Ese lenguaje paralelo rima con el anuncio de un eminente (y paralelo) “reino de Dios”, frecuente entre los profetas de la Biblia: la profecía de Abdías, tal vez el más antiguo profeta cuyo texto llegó hasta nosotros, termina hablando del  meluchah Adonai, en hebreo, el reino de Dios, tema central del discurso de Jesús, la escritura crística.

Con ello, Jesús estaba siendo, tal vez, fiel a una tradición hebrea.

Bien visto, los judíos substituyeron la idolatría de las imágenes y simulacros por la idolatría a un texto: la Torah, los cinco primeros libros de la Biblia, atribuidos a Moisés. El análisis lingüístico no confirma: los cinco primeros textos del Antiguo Testamento, para los especialistas, parecen haber tenido su redacción final hacia el siglo VII antes de Cristo (Moisés debe haber vivido en torno del año 1200 a. C.). Nada obsta, ahora, que un material más antiguo haya sido manipulado por manos posteriores: nos movemos en un territorio muy judaico, en que textos remiten a textos y mensajes sirven de contexto a otros mensajes.

Eso, no obstante, que  Jesús recurre al enigma nunca deja de evocar la cábala, uno de los tres pilares sobre los cuales reposa la sabiduría de Israel.

Los otros son la Torah y el Talmud (y la Mishna).

Aquello que católicos y protestantes llaman “Antiguo Testamento”, para los judíos es el Tanach, sigla que designa (T) la Torah, (N) Naviim, los profetas, y (Ch) Chetuvim, los escritos, los libros históricos, sapienciales y líricos.

En el Tanach, la Torah disfruta de un status especialísimo: son los libros de Moisés, Génesis, Éxodo, Levítico, Números y Deuteronomio, en la traducción griega, el fundamento de la fe judaica, la esencia de la creencia.

El Talmud (y la Mishna) congregan las doctrinas de rabinos posteriores, que regulan la mitzvah, el modo de vivir que cumple un judío.

Hasta la minucia, el Talmud legisla sobre vida y muerte, sobre el día a día, hasta el resguardo del sábado. Obra de generaciones de rabinos, hay dos Talmuds que rigen el judaísmo, hasta nuestros días. Torah. Talmud. Cábala.
· · ·
OBJETIVO DEL EJERCICIO
Reescribe el texto sobre la tradición judía desde "En el Tanach, la" hasta "Torah. Talmud. Cábala.", cambiando "rabinos" por "sabios". Estos datos vienen de otra fuente.

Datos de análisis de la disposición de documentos
· · ·
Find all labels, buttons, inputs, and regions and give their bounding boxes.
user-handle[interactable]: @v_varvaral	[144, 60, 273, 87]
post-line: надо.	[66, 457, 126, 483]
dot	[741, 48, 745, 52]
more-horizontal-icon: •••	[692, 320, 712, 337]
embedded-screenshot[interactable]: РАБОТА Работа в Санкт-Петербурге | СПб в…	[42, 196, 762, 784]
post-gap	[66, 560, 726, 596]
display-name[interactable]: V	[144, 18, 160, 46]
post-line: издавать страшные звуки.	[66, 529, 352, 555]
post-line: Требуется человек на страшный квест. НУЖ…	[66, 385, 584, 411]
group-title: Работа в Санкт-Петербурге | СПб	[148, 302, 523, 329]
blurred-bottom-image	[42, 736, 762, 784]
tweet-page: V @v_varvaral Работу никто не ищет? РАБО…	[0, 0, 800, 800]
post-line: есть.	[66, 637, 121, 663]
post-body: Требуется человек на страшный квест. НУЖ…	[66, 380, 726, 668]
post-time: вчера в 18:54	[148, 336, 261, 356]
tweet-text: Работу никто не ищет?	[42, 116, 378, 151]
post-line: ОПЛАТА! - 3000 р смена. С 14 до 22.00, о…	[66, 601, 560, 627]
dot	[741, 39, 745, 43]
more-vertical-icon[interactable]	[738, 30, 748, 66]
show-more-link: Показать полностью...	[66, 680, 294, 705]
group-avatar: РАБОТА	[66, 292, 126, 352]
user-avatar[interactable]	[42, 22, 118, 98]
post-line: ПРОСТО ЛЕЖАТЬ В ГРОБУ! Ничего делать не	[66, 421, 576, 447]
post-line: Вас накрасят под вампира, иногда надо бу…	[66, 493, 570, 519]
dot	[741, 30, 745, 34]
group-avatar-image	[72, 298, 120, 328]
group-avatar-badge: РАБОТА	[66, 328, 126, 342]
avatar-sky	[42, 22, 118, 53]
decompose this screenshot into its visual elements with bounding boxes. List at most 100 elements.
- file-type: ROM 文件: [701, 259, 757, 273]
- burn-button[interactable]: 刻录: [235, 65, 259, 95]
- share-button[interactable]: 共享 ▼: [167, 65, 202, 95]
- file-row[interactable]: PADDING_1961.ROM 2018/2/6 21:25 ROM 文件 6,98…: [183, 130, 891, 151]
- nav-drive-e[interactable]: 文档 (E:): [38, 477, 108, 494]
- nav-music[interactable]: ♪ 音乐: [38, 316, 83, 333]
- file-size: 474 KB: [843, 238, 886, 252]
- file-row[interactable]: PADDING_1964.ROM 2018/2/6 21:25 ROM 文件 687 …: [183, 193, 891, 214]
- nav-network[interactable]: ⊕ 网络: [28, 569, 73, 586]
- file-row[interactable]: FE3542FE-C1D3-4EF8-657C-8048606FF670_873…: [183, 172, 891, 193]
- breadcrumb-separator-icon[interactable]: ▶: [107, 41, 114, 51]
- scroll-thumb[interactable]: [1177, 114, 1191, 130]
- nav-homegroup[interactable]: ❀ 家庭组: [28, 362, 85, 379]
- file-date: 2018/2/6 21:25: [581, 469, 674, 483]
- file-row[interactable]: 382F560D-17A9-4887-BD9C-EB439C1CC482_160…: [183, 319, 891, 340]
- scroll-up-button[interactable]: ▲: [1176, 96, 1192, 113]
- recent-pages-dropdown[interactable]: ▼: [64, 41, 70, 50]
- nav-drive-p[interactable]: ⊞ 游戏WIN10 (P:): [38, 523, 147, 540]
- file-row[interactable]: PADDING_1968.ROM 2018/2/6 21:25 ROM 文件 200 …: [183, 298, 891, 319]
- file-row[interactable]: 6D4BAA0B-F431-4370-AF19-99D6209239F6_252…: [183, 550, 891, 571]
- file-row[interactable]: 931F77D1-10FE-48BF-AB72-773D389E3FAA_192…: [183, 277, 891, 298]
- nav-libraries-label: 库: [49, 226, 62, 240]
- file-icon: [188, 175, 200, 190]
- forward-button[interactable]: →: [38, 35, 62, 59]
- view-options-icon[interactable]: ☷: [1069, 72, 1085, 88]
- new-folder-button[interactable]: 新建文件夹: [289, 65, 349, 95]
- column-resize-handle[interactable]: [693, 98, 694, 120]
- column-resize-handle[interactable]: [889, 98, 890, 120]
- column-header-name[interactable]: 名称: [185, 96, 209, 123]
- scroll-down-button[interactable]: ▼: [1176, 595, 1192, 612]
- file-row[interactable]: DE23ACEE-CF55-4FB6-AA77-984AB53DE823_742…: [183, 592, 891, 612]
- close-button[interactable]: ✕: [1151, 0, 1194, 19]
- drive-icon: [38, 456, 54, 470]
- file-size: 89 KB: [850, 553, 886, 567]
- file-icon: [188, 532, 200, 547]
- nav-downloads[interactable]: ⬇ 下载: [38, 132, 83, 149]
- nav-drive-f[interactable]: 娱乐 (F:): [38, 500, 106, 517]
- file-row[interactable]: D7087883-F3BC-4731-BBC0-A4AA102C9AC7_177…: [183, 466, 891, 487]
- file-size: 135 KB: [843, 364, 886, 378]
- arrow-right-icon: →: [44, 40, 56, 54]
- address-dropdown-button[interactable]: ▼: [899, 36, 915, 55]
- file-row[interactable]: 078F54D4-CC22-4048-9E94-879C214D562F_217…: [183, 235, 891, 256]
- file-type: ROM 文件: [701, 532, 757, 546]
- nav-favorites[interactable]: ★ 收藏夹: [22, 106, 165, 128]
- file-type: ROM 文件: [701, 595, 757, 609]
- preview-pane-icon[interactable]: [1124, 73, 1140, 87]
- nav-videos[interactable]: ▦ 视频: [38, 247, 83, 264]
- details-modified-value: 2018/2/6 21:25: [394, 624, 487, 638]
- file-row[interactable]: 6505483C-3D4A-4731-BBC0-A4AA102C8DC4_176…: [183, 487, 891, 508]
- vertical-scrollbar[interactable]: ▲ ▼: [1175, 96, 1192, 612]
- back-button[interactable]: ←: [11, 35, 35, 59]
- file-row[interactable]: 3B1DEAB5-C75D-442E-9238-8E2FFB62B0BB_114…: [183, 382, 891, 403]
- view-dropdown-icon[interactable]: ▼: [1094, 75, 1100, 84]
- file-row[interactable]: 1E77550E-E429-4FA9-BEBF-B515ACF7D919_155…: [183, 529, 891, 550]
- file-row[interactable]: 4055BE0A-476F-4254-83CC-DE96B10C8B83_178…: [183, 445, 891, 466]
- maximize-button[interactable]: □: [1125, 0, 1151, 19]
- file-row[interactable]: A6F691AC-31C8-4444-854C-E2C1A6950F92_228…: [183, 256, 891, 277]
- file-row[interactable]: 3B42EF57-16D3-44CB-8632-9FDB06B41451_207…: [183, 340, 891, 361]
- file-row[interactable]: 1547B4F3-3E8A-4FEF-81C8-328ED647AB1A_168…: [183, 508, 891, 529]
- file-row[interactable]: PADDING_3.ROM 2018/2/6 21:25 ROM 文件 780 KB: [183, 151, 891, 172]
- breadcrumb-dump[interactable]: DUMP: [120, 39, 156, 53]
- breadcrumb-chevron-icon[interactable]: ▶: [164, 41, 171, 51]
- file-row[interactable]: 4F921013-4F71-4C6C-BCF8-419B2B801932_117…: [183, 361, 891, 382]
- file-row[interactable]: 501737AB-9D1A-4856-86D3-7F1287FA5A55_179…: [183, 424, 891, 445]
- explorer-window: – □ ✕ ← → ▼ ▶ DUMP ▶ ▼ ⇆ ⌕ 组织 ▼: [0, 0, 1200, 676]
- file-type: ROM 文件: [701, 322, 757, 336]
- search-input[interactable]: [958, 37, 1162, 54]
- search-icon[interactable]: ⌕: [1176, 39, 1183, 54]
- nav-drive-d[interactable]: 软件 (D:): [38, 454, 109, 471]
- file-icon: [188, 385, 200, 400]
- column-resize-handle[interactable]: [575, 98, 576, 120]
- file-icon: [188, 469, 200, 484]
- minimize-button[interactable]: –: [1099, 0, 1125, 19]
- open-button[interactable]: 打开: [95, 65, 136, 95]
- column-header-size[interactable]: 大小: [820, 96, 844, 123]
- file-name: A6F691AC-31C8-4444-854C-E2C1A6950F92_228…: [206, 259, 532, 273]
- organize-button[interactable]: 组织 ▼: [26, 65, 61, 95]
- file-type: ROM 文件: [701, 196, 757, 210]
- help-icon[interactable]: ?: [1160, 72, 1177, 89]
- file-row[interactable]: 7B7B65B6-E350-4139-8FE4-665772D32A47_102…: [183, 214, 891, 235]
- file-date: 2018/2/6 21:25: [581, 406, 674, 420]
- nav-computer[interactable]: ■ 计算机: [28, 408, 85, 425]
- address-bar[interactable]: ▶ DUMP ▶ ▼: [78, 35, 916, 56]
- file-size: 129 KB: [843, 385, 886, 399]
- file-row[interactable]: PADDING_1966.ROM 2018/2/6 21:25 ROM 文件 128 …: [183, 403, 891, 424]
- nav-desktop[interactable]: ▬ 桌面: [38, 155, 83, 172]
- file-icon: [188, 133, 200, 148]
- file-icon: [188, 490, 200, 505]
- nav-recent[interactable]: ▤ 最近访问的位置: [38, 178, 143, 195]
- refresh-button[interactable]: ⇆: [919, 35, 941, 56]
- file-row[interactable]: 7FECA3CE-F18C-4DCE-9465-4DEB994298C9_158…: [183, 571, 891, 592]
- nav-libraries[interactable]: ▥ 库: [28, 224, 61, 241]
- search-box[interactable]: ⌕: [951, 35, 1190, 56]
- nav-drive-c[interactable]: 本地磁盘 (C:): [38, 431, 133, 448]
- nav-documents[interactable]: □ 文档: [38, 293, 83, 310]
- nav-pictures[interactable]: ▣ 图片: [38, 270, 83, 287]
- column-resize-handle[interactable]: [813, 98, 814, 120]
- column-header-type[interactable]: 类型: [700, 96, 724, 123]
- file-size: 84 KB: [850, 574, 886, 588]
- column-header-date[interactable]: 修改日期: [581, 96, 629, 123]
· · ·
RESPUESTA
En el Tanach, la Torah disfruta de un status especialísimo: son los libros de Moisés, Génesis, Éxodo, Levítico, Números y Deuteronomio, en la traducción griega, el fundamento de la fe judaica, la esencia de la creencia.

El Talmud (y la Mishna) congregan las doctrinas de sabios posteriores, que regulan la mitzvah, el modo de vivir que cumple un judío.

Hasta la minucia, el Talmud legisla sobre vida y muerte, sobre el día a día, hasta el resguardo del sábado. Obra de generaciones de sabios, hay dos Talmuds que rigen el judaísmo, hasta nuestros días. Torah. Talmud. Cábala.